Given task —
Identify all lines below that hold "JSON" and collect them.
☆ ☆ ☆ ☆ ☆ ☆ ☆
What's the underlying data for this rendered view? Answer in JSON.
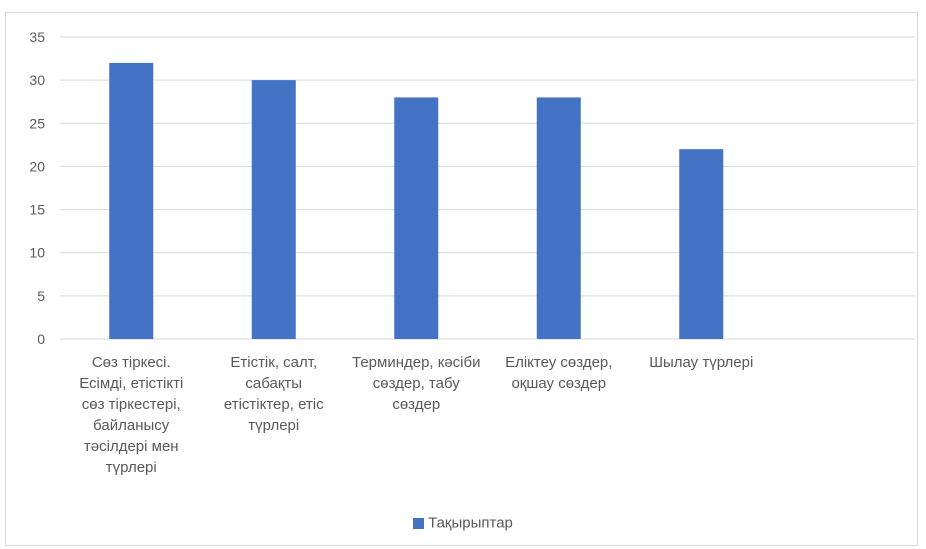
{
  "chart_data": {
    "type": "bar",
    "categories": [
      "Сөз тіркесі. Есімді, етістікті сөз тіркестері, байланысу тәсілдері мен түрлері",
      "Етістік, салт, сабақты етістіктер, етіс түрлері",
      "Терминдер, кәсіби сөздер, табу сөздер",
      "Еліктеу сөздер, оқшау сөздер",
      "Шылау түрлері"
    ],
    "series": [
      {
        "name": "Тақырыптар",
        "values": [
          32,
          30,
          28,
          28,
          22
        ],
        "color": "#4472c4"
      }
    ],
    "ylim": [
      0,
      35
    ],
    "yticks": [
      0,
      5,
      10,
      15,
      20,
      25,
      30,
      35
    ],
    "grid": true,
    "legend": "bottom",
    "colors": {
      "grid": "#d9d9d9",
      "text": "#595959"
    }
  }
}
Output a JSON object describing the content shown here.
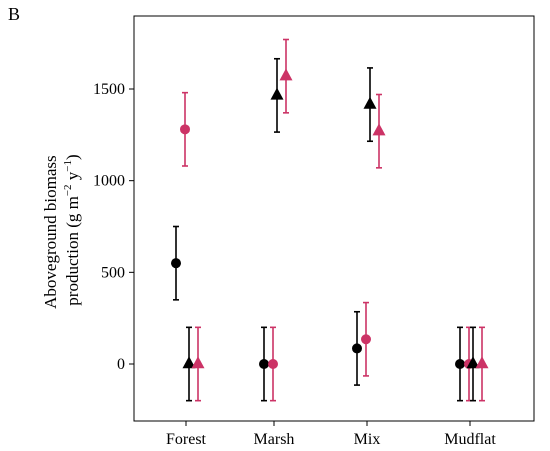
{
  "panel_label": "B",
  "chart_data": {
    "type": "scatter",
    "categories": [
      "Forest",
      "Marsh",
      "Mix",
      "Mudflat"
    ],
    "ylabel_line1": "Aboveground biomass",
    "ylabel_line2_pre": "production (g m",
    "ylabel_line2_sup1": "−2",
    "ylabel_line2_mid": " y",
    "ylabel_line2_sup2": "−1",
    "ylabel_line2_post": ")",
    "yticks": [
      0,
      500,
      1000,
      1500
    ],
    "ylim": [
      -210,
      1850
    ],
    "grid": false,
    "colors": {
      "black": "#000000",
      "pink": "#cc3366"
    },
    "series": [
      {
        "color": "black",
        "marker": "circle",
        "values": [
          550,
          0,
          85,
          0
        ],
        "err_low": [
          350,
          -200,
          -115,
          -200
        ],
        "err_high": [
          750,
          200,
          285,
          200
        ]
      },
      {
        "color": "pink",
        "marker": "circle",
        "values": [
          1280,
          0,
          135,
          0
        ],
        "err_low": [
          1080,
          -200,
          -65,
          -200
        ],
        "err_high": [
          1480,
          200,
          335,
          200
        ]
      },
      {
        "color": "black",
        "marker": "triangle",
        "values": [
          0,
          1465,
          1415,
          0
        ],
        "err_low": [
          -200,
          1265,
          1215,
          -200
        ],
        "err_high": [
          200,
          1665,
          1615,
          200
        ]
      },
      {
        "color": "pink",
        "marker": "triangle",
        "values": [
          0,
          1570,
          1270,
          0
        ],
        "err_low": [
          -200,
          1370,
          1070,
          -200
        ],
        "err_high": [
          200,
          1770,
          1470,
          200
        ]
      }
    ]
  }
}
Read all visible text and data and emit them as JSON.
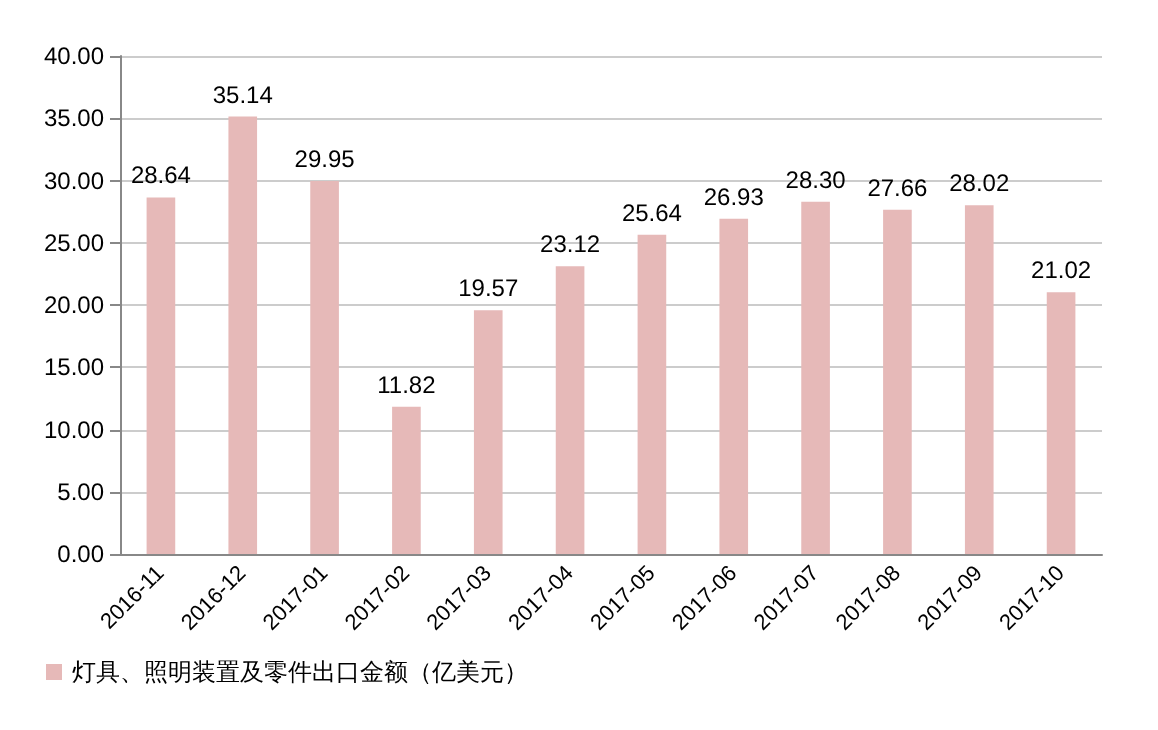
{
  "chart_data": {
    "type": "bar",
    "categories": [
      "2016-11",
      "2016-12",
      "2017-01",
      "2017-02",
      "2017-03",
      "2017-04",
      "2017-05",
      "2017-06",
      "2017-07",
      "2017-08",
      "2017-09",
      "2017-10"
    ],
    "series": [
      {
        "name": "灯具、照明装置及零件出口金额（亿美元）",
        "color": "#e6b9b8",
        "values": [
          28.64,
          35.14,
          29.95,
          11.82,
          19.57,
          23.12,
          25.64,
          26.93,
          28.3,
          27.66,
          28.02,
          21.02
        ],
        "value_labels": [
          "28.64",
          "35.14",
          "29.95",
          "11.82",
          "19.57",
          "23.12",
          "25.64",
          "26.93",
          "28.30",
          "27.66",
          "28.02",
          "21.02"
        ]
      }
    ],
    "ylim": [
      0,
      40
    ],
    "yticks": [
      {
        "value": 0,
        "label": "0.00"
      },
      {
        "value": 5,
        "label": "5.00"
      },
      {
        "value": 10,
        "label": "10.00"
      },
      {
        "value": 15,
        "label": "15.00"
      },
      {
        "value": 20,
        "label": "20.00"
      },
      {
        "value": 25,
        "label": "25.00"
      },
      {
        "value": 30,
        "label": "30.00"
      },
      {
        "value": 35,
        "label": "35.00"
      },
      {
        "value": 40,
        "label": "40.00"
      }
    ],
    "grid": "y",
    "legend": "bottom left"
  }
}
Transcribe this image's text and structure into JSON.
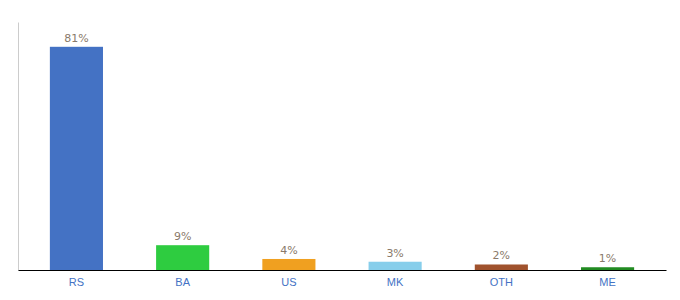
☆ ☆ ☆ ☆ ☆ ☆ ☆
Exercise answer —
What's the underlying data for this rendered view? Answer in JSON.
Output a JSON object describing the content shown here.
Read all visible text and data and emit them as JSON.
Transcribe this image's text and structure into JSON.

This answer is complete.